Turn the listing into a Markdown table with the columns Row and Line, starting with the line that contains "Itemize the components" and going on through the line that contains "bar-segment-hi [251,99,284,116]". Give one row per line, skip blank lines, and leave the pictures out.

Records shown -
-- start --
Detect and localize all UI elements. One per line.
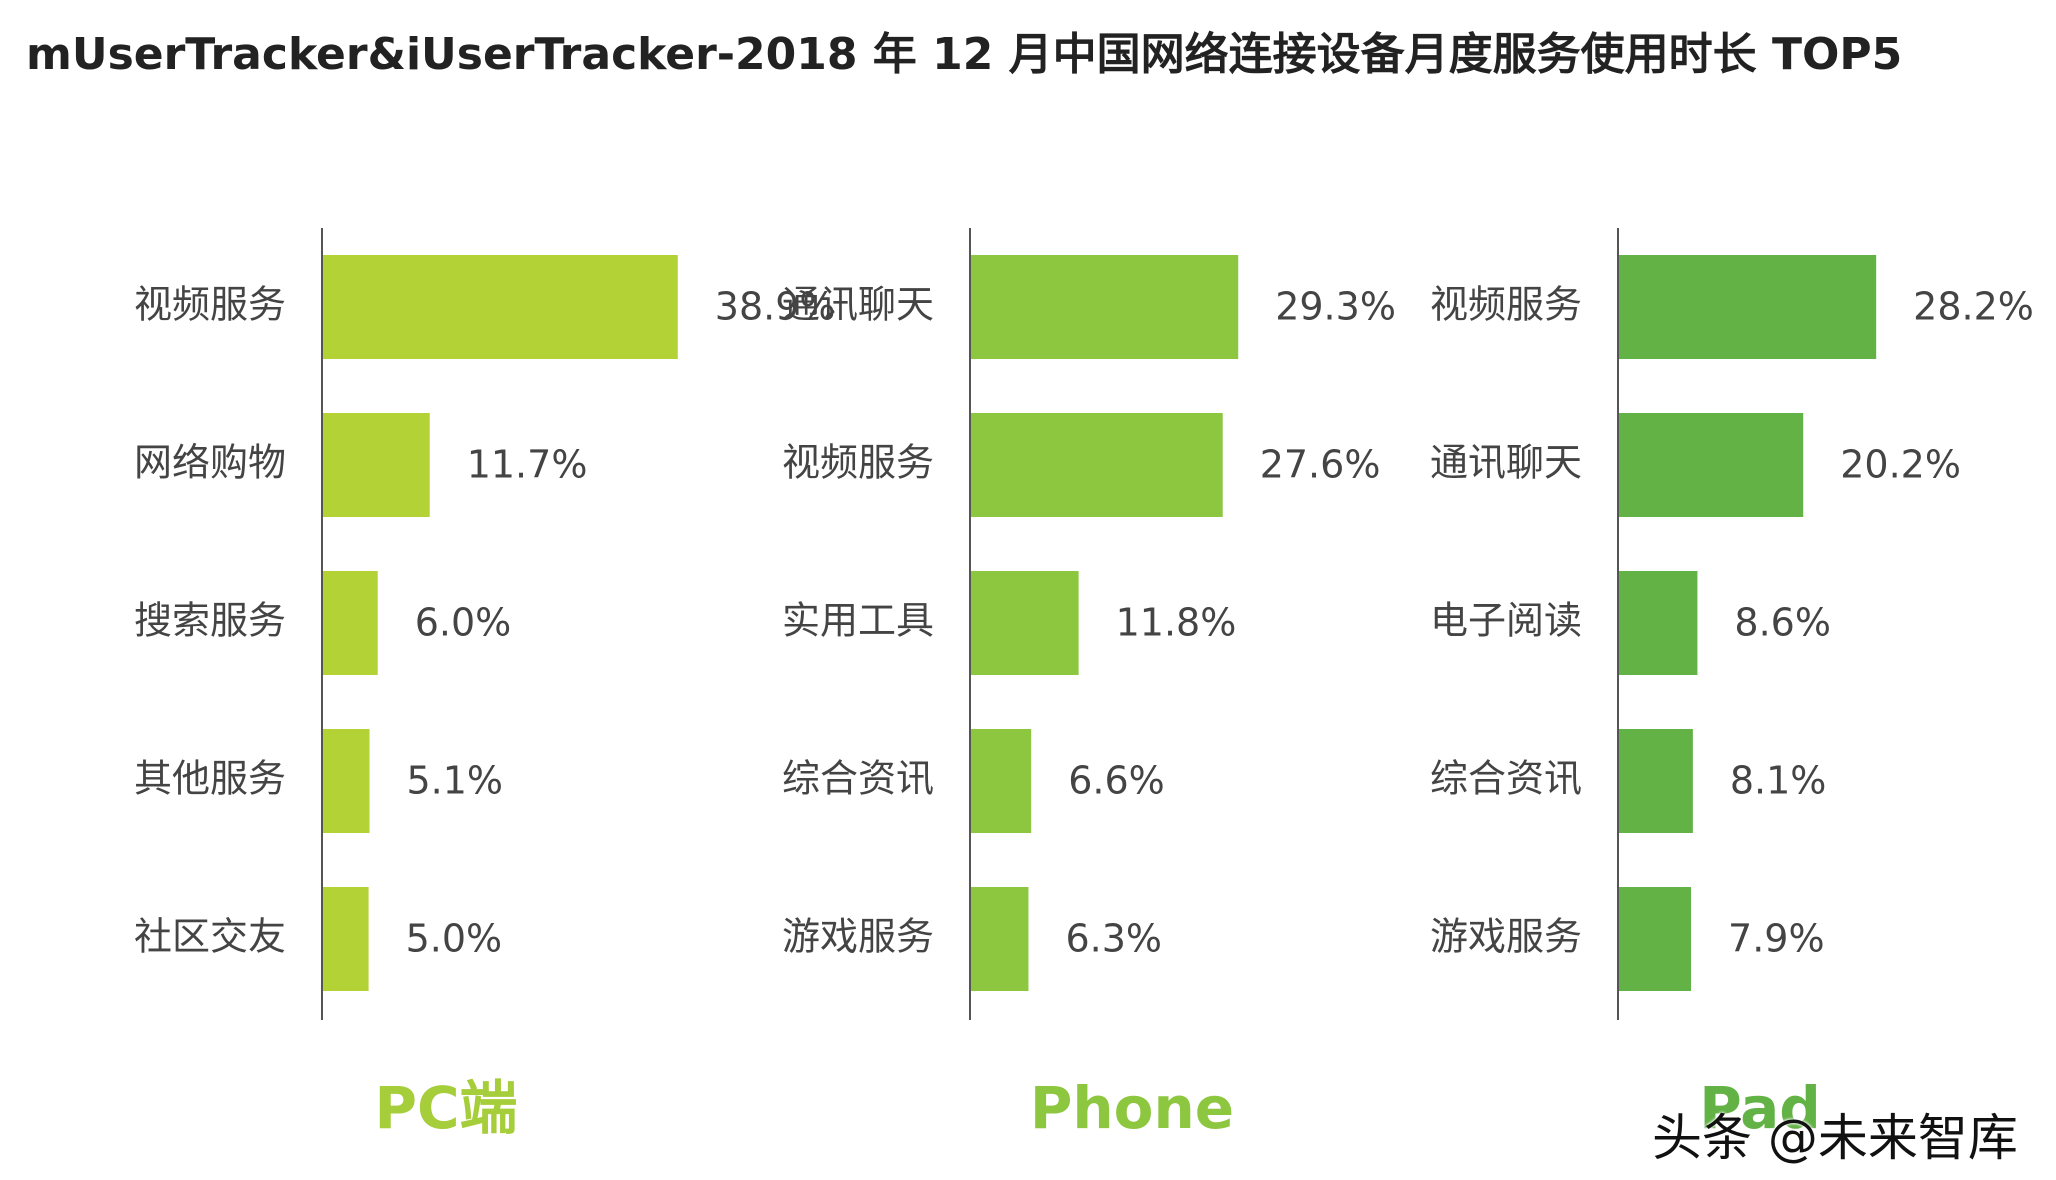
-- end --
-- start --
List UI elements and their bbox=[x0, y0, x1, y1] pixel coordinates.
-- end --
-- start --
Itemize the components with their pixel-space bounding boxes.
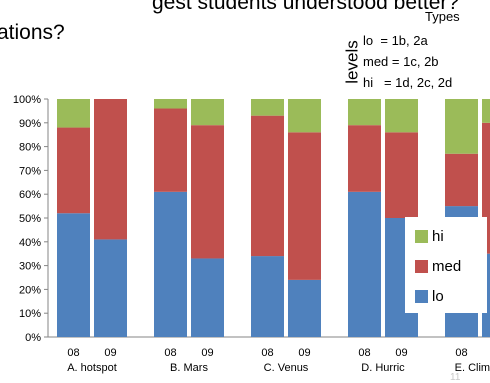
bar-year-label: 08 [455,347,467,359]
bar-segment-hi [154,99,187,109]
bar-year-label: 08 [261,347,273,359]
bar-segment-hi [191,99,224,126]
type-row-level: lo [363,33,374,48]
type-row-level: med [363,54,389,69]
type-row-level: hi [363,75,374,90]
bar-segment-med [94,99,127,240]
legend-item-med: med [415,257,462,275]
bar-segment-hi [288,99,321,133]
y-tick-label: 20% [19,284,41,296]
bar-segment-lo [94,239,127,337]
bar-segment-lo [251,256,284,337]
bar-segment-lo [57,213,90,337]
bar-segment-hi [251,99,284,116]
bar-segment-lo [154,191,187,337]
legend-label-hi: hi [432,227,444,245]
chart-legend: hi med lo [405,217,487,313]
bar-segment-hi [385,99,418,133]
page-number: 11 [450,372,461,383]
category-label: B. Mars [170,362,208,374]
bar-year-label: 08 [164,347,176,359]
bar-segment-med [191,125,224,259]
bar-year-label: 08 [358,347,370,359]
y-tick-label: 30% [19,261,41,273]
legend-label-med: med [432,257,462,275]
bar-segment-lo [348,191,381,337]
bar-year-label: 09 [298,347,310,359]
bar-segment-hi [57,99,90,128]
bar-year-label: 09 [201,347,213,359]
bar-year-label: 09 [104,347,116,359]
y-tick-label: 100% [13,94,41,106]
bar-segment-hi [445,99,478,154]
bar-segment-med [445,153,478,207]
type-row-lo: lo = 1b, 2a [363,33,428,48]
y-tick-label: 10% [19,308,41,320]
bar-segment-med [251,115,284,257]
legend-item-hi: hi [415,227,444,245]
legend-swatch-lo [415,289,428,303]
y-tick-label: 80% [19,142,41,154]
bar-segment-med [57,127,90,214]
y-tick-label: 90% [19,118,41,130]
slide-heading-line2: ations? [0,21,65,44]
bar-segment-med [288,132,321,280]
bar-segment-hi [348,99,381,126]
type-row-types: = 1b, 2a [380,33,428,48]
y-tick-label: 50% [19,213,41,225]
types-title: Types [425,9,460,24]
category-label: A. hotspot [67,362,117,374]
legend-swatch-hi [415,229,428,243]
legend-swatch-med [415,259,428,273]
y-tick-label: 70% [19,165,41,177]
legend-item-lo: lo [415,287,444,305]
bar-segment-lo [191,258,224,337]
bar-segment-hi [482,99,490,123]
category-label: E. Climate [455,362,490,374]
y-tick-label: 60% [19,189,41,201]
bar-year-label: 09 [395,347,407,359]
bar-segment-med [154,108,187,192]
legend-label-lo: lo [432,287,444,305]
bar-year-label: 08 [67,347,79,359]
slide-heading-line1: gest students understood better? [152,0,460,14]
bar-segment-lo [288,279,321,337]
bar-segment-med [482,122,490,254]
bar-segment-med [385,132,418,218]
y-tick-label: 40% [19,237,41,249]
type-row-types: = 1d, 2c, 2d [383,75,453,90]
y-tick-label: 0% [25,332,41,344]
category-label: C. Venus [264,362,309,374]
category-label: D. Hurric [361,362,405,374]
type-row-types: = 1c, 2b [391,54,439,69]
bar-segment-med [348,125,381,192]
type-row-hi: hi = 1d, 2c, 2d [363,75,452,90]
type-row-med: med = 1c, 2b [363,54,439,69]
-- end --
Response to the task -
| Row | Line |
|---|---|
| 1 | Itemize the components with their pixel-space bounding boxes. |
| 2 | bar-year-label: 08 [455,347,467,359] |
| 3 | bar-segment-hi [154,99,187,109] |
| 4 | bar-year-label: 08 [261,347,273,359] |
| 5 | bar-segment-hi [191,99,224,126] |
| 6 | type-row-level: lo [363,33,374,48] |
| 7 | type-row-level: med [363,54,389,69] |
| 8 | type-row-level: hi [363,75,374,90] |
| 9 | bar-segment-med [94,99,127,240] |
| 10 | legend-item-med: med [415,257,462,275] |
| 11 | bar-segment-hi [288,99,321,133] |
| 12 | y-tick-label: 20% [19,284,41,296] |
| 13 | bar-segment-lo [94,239,127,337] |
| 14 | bar-segment-lo [251,256,284,337] |
| 15 | bar-segment-lo [57,213,90,337] |
| 16 | bar-segment-hi [251,99,284,116] |